▶ **Work to be completed**
Scan the material for the word "name", and copy each line where it shows up.

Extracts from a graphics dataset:
○ ○ ○ ○ ○
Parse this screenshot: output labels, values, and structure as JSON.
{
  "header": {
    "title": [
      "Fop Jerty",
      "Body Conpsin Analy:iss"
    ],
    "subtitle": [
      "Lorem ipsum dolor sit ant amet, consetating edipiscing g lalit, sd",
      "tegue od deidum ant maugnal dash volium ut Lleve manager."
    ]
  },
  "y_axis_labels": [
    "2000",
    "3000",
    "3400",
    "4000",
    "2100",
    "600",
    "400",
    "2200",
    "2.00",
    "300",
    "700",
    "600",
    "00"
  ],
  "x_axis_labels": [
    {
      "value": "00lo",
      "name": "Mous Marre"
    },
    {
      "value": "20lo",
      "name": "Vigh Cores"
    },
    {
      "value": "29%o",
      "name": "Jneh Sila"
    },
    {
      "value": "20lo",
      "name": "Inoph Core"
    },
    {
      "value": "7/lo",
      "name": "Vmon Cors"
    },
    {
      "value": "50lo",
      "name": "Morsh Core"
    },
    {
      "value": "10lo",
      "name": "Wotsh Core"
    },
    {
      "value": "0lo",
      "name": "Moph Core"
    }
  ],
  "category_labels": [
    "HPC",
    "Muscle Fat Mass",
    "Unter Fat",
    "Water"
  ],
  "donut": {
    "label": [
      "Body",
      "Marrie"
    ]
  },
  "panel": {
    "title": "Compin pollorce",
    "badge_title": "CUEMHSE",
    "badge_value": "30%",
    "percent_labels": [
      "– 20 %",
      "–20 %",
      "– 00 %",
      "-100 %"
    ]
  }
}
○ ○ ○ ○ ○
▶ **Completed task**
      "name": "Mous Marre"
      "name": "Vigh Cores"
      "name": "Jneh Sila"
      "name": "Inoph Core"
      "name": "Vmon Cors"
      "name": "Morsh Core"
      "name": "Wotsh Core"
      "name": "Moph Core"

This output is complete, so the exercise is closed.